→ **Exercise inputs**
= = =
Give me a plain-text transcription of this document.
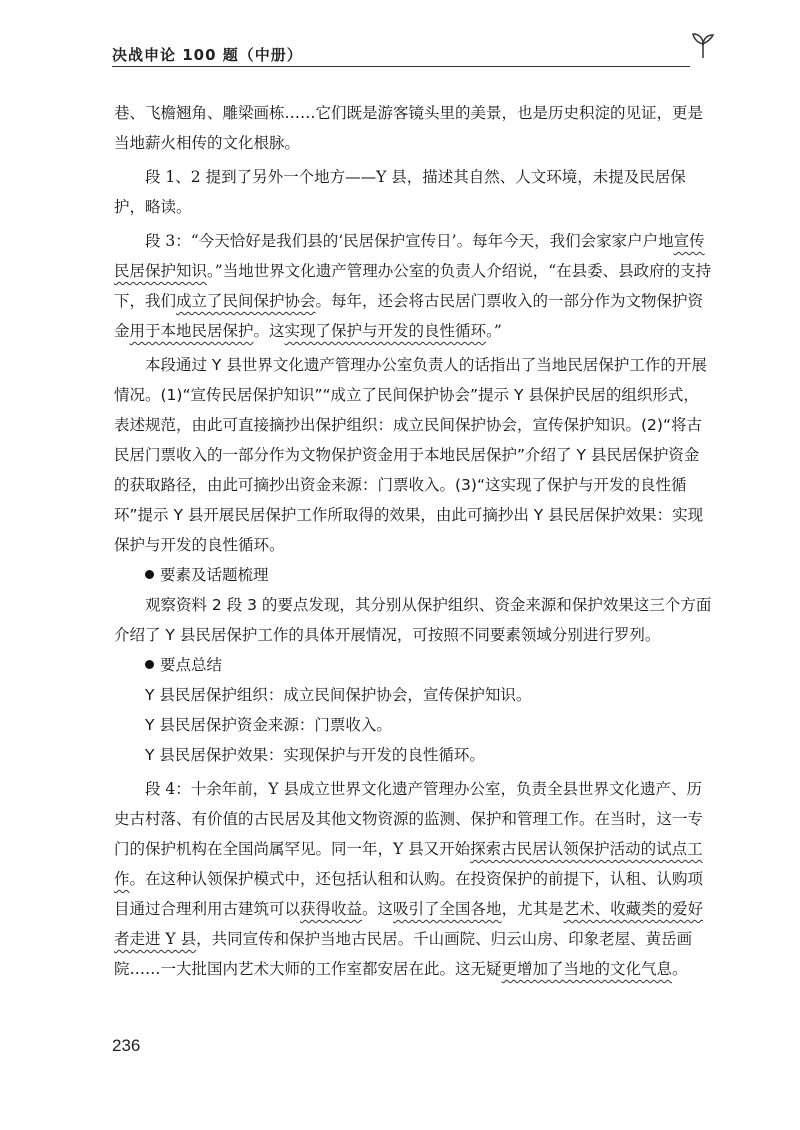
决战申论 100 题（中册）

巷、飞檐翘角、雕梁画栋……它们既是游客镜头里的美景，也是历史积淀的见证，更是当地薪火相传的文化根脉。

段 1、2 提到了另外一个地方——Y 县，描述其自然、人文环境，未提及民居保护，略读。

段 3：“今天恰好是我们县的‘民居保护宣传日’。每年今天，我们会家家户户地宣传民居保护知识。”当地世界文化遗产管理办公室的负责人介绍说，“在县委、县政府的支持下，我们成立了民间保护协会。每年，还会将古民居门票收入的一部分作为文物保护资金用于本地民居保护。这实现了保护与开发的良性循环。”

本段通过 Y 县世界文化遗产管理办公室负责人的话指出了当地民居保护工作的开展情况。(1)“宣传民居保护知识”“成立了民间保护协会”提示 Y 县保护民居的组织形式，表述规范，由此可直接摘抄出保护组织：成立民间保护协会，宣传保护知识。(2)“将古民居门票收入的一部分作为文物保护资金用于本地民居保护”介绍了 Y 县民居保护资金的获取路径，由此可摘抄出资金来源：门票收入。(3)“这实现了保护与开发的良性循环”提示 Y 县开展民居保护工作所取得的效果，由此可摘抄出 Y 县民居保护效果：实现保护与开发的良性循环。

要素及话题梳理

观察资料 2 段 3 的要点发现，其分别从保护组织、资金来源和保护效果这三个方面介绍了 Y 县民居保护工作的具体开展情况，可按照不同要素领域分别进行罗列。

要点总结

Y 县民居保护组织：成立民间保护协会，宣传保护知识。

Y 县民居保护资金来源：门票收入。

Y 县民居保护效果：实现保护与开发的良性循环。

段 4：十余年前，Y 县成立世界文化遗产管理办公室，负责全县世界文化遗产、历史古村落、有价值的古民居及其他文物资源的监测、保护和管理工作。在当时，这一专门的保护机构在全国尚属罕见。同一年，Y 县又开始探索古民居认领保护活动的试点工作。在这种认领保护模式中，还包括认租和认购。在投资保护的前提下，认租、认购项目通过合理利用古建筑可以获得收益。这吸引了全国各地，尤其是艺术、收藏类的爱好者走进 Y 县，共同宣传和保护当地古民居。千山画院、归云山房、印象老屋、黄岳画院……一大批国内艺术大师的工作室都安居在此。这无疑更增加了当地的文化气息。

236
= = =
Every line is to be duplicated exactly, though pictures stay out.

Give me a plain-text transcription of this document.
决战申论 100 题（中册）

巷、飞檐翘角、雕梁画栋……它们既是游客镜头里的美景，也是历史积淀的见证，更是当地薪火相传的文化根脉。

段 1、2 提到了另外一个地方——Y 县，描述其自然、人文环境，未提及民居保护，略读。

段 3：“今天恰好是我们县的‘民居保护宣传日’。每年今天，我们会家家户户地宣传民居保护知识。”当地世界文化遗产管理办公室的负责人介绍说，“在县委、县政府的支持下，我们成立了民间保护协会。每年，还会将古民居门票收入的一部分作为文物保护资金用于本地民居保护。这实现了保护与开发的良性循环。”

本段通过 Y 县世界文化遗产管理办公室负责人的话指出了当地民居保护工作的开展情况。(1)“宣传民居保护知识”“成立了民间保护协会”提示 Y 县保护民居的组织形式，表述规范，由此可直接摘抄出保护组织：成立民间保护协会，宣传保护知识。(2)“将古民居门票收入的一部分作为文物保护资金用于本地民居保护”介绍了 Y 县民居保护资金的获取路径，由此可摘抄出资金来源：门票收入。(3)“这实现了保护与开发的良性循环”提示 Y 县开展民居保护工作所取得的效果，由此可摘抄出 Y 县民居保护效果：实现保护与开发的良性循环。

要素及话题梳理

观察资料 2 段 3 的要点发现，其分别从保护组织、资金来源和保护效果这三个方面介绍了 Y 县民居保护工作的具体开展情况，可按照不同要素领域分别进行罗列。

要点总结

Y 县民居保护组织：成立民间保护协会，宣传保护知识。

Y 县民居保护资金来源：门票收入。

Y 县民居保护效果：实现保护与开发的良性循环。

段 4：十余年前，Y 县成立世界文化遗产管理办公室，负责全县世界文化遗产、历史古村落、有价值的古民居及其他文物资源的监测、保护和管理工作。在当时，这一专门的保护机构在全国尚属罕见。同一年，Y 县又开始探索古民居认领保护活动的试点工作。在这种认领保护模式中，还包括认租和认购。在投资保护的前提下，认租、认购项目通过合理利用古建筑可以获得收益。这吸引了全国各地，尤其是艺术、收藏类的爱好者走进 Y 县，共同宣传和保护当地古民居。千山画院、归云山房、印象老屋、黄岳画院……一大批国内艺术大师的工作室都安居在此。这无疑更增加了当地的文化气息。

236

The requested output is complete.